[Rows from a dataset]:
# # # #
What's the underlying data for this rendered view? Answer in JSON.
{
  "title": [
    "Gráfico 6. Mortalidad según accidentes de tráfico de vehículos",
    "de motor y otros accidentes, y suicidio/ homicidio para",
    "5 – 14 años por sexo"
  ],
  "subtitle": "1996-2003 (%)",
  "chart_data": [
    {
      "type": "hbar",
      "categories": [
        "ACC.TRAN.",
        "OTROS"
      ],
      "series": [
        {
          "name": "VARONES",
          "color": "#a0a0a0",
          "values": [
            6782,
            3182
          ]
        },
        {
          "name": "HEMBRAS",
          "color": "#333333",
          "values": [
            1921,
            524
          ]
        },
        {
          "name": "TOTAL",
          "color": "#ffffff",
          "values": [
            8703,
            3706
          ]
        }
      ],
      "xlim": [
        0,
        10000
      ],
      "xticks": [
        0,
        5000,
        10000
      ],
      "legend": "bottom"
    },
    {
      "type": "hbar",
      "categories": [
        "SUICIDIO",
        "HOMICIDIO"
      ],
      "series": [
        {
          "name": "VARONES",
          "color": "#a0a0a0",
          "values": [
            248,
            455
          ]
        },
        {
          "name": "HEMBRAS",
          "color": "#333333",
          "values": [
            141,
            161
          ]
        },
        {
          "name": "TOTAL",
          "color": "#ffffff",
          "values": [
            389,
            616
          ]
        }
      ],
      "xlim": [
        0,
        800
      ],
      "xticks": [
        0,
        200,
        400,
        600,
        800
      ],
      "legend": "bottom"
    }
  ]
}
# # # #
[DIRECTIONS FOR THIS TASK]:
Give every line of the material again, exactly as it reads.

[WRITTEN ANSWER]:
What's the underlying data for this rendered view? Answer in JSON.
{
  "title": [
    "Gráfico 6. Mortalidad según accidentes de tráfico de vehículos",
    "de motor y otros accidentes, y suicidio/ homicidio para",
    "5 – 14 años por sexo"
  ],
  "subtitle": "1996-2003 (%)",
  "chart_data": [
    {
      "type": "hbar",
      "categories": [
        "ACC.TRAN.",
        "OTROS"
      ],
      "series": [
        {
          "name": "VARONES",
          "color": "#a0a0a0",
          "values": [
            6782,
            3182
          ]
        },
        {
          "name": "HEMBRAS",
          "color": "#333333",
          "values": [
            1921,
            524
          ]
        },
        {
          "name": "TOTAL",
          "color": "#ffffff",
          "values": [
            8703,
            3706
          ]
        }
      ],
      "xlim": [
        0,
        10000
      ],
      "xticks": [
        0,
        5000,
        10000
      ],
      "legend": "bottom"
    },
    {
      "type": "hbar",
      "categories": [
        "SUICIDIO",
        "HOMICIDIO"
      ],
      "series": [
        {
          "name": "VARONES",
          "color": "#a0a0a0",
          "values": [
            248,
            455
          ]
        },
        {
          "name": "HEMBRAS",
          "color": "#333333",
          "values": [
            141,
            161
          ]
        },
        {
          "name": "TOTAL",
          "color": "#ffffff",
          "values": [
            389,
            616
          ]
        }
      ],
      "xlim": [
        0,
        800
      ],
      "xticks": [
        0,
        200,
        400,
        600,
        800
      ],
      "legend": "bottom"
    }
  ]
}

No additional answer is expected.